§ **Your objective**
Reproduce the lines from the one containing "value-label-total-5: 1.30 <box>264" through the one containing "x-tick-label: 3月 <box>110 443 132 458</box>", including both.

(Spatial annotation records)
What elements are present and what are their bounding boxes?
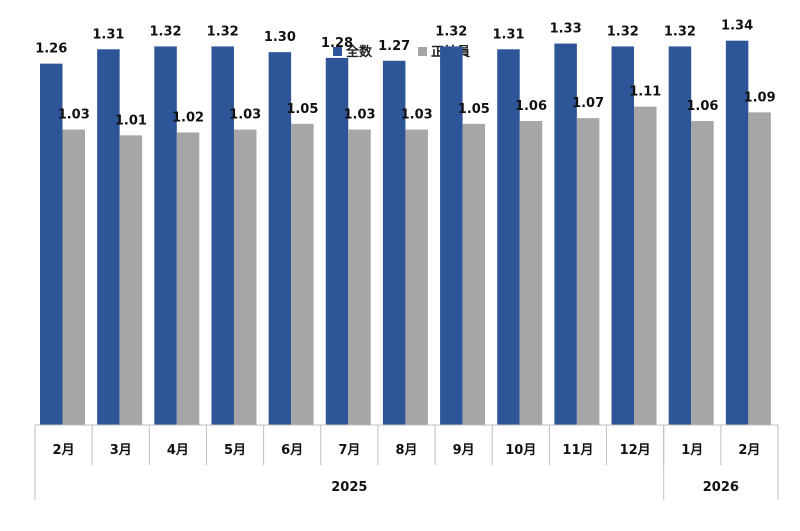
value-label-total-5: 1.30 <box>264 30 296 45</box>
x-tick-label: 9月 <box>453 443 475 458</box>
value-label-total-1: 1.26 <box>35 42 67 57</box>
value-label-regular-12: 1.06 <box>686 99 718 114</box>
bar-regular-11 <box>634 106 657 426</box>
bar-regular-5 <box>291 123 314 425</box>
bar-total-2 <box>97 49 120 425</box>
x-tick-label: 4月 <box>167 443 189 458</box>
bar-total-13 <box>725 40 749 426</box>
bar-total-9 <box>497 49 520 425</box>
value-label-total-9: 1.31 <box>492 27 524 42</box>
value-label-regular-13: 1.09 <box>744 90 776 105</box>
bar-regular-2 <box>119 135 143 425</box>
year-label-2026: 2026 <box>703 480 739 495</box>
x-tick-label: 3月 <box>110 443 132 458</box>
value-label-regular-5: 1.05 <box>286 102 318 117</box>
value-label-regular-8: 1.05 <box>458 102 490 117</box>
bar-total-1 <box>40 63 63 426</box>
value-label-total-6: 1.28 <box>321 36 353 51</box>
x-tick-label: 7月 <box>338 443 360 458</box>
bar-regular-1 <box>62 129 85 425</box>
value-label-regular-9: 1.06 <box>515 99 547 114</box>
value-label-regular-4: 1.03 <box>229 108 261 123</box>
bar-regular-7 <box>405 129 428 425</box>
value-label-regular-11: 1.11 <box>629 85 661 100</box>
bar-total-7 <box>382 60 406 425</box>
bar-total-5 <box>268 52 292 426</box>
x-tick-label: 2月 <box>738 443 760 458</box>
bar-regular-8 <box>462 123 486 425</box>
legend-swatch-total <box>333 47 342 56</box>
bar-total-8 <box>440 46 463 426</box>
x-tick-label: 2月 <box>53 443 75 458</box>
value-label-regular-3: 1.02 <box>172 110 204 125</box>
x-tick-label: 1月 <box>681 443 703 458</box>
bar-regular-3 <box>176 132 200 425</box>
value-label-regular-10: 1.07 <box>572 96 604 111</box>
x-tick-label: 8月 <box>395 443 417 458</box>
value-label-total-11: 1.32 <box>607 24 639 39</box>
value-label-total-12: 1.32 <box>664 24 696 39</box>
x-tick-label: 12月 <box>620 443 651 458</box>
bar-regular-6 <box>348 129 371 425</box>
year-label-2025: 2025 <box>331 480 367 495</box>
value-label-regular-1: 1.03 <box>58 108 90 123</box>
bar-regular-9 <box>519 120 543 426</box>
x-tick-label: 11月 <box>562 443 593 458</box>
bar-regular-10 <box>576 118 600 426</box>
x-tick-label: 10月 <box>505 443 536 458</box>
legend-label-total: 全数 <box>345 44 373 60</box>
legend-swatch-regular <box>418 47 427 56</box>
value-label-regular-7: 1.03 <box>401 108 433 123</box>
value-label-regular-2: 1.01 <box>115 113 147 128</box>
bars-group <box>40 40 771 426</box>
value-label-total-8: 1.32 <box>435 24 467 39</box>
value-label-total-7: 1.27 <box>378 39 410 54</box>
value-labels-group: 1.26 1.03 1.31 1.01 1.32 1.02 1.32 1.03 1.30 1.05… <box>35 19 775 129</box>
bar-regular-12 <box>691 120 714 426</box>
bar-total-10 <box>554 43 577 426</box>
value-label-total-13: 1.34 <box>721 19 753 34</box>
value-label-total-3: 1.32 <box>150 24 182 39</box>
bar-regular-4 <box>233 129 257 425</box>
value-label-regular-6: 1.03 <box>343 108 375 123</box>
bar-total-6 <box>325 57 349 425</box>
value-label-total-2: 1.31 <box>92 27 124 42</box>
value-label-total-4: 1.32 <box>207 24 239 39</box>
x-tick-label: 6月 <box>281 443 303 458</box>
bar-total-12 <box>668 46 692 426</box>
bar-total-4 <box>211 46 234 426</box>
x-axis: 2月 3月 4月 5月 6月 7月 8月 9月 10月 11月 12月 1月 2月 2025 2026 <box>34 424 779 500</box>
value-label-total-10: 1.33 <box>550 22 582 37</box>
x-tick-label: 5月 <box>224 443 246 458</box>
bar-total-11 <box>611 46 635 426</box>
bar-total-3 <box>154 46 177 426</box>
bar-regular-13 <box>748 112 771 425</box>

§ **Exercise response**
value-label-total-5: 1.30 <box>264 30 296 45</box>
x-tick-label: 9月 <box>453 443 475 458</box>
value-label-total-1: 1.26 <box>35 42 67 57</box>
value-label-regular-12: 1.06 <box>686 99 718 114</box>
bar-regular-11 <box>634 106 657 426</box>
bar-regular-5 <box>291 123 314 425</box>
bar-total-2 <box>97 49 120 425</box>
x-tick-label: 4月 <box>167 443 189 458</box>
bar-total-13 <box>725 40 749 426</box>
bar-total-9 <box>497 49 520 425</box>
value-label-total-9: 1.31 <box>492 27 524 42</box>
value-label-regular-13: 1.09 <box>744 90 776 105</box>
bar-regular-2 <box>119 135 143 425</box>
year-label-2026: 2026 <box>703 480 739 495</box>
x-tick-label: 3月 <box>110 443 132 458</box>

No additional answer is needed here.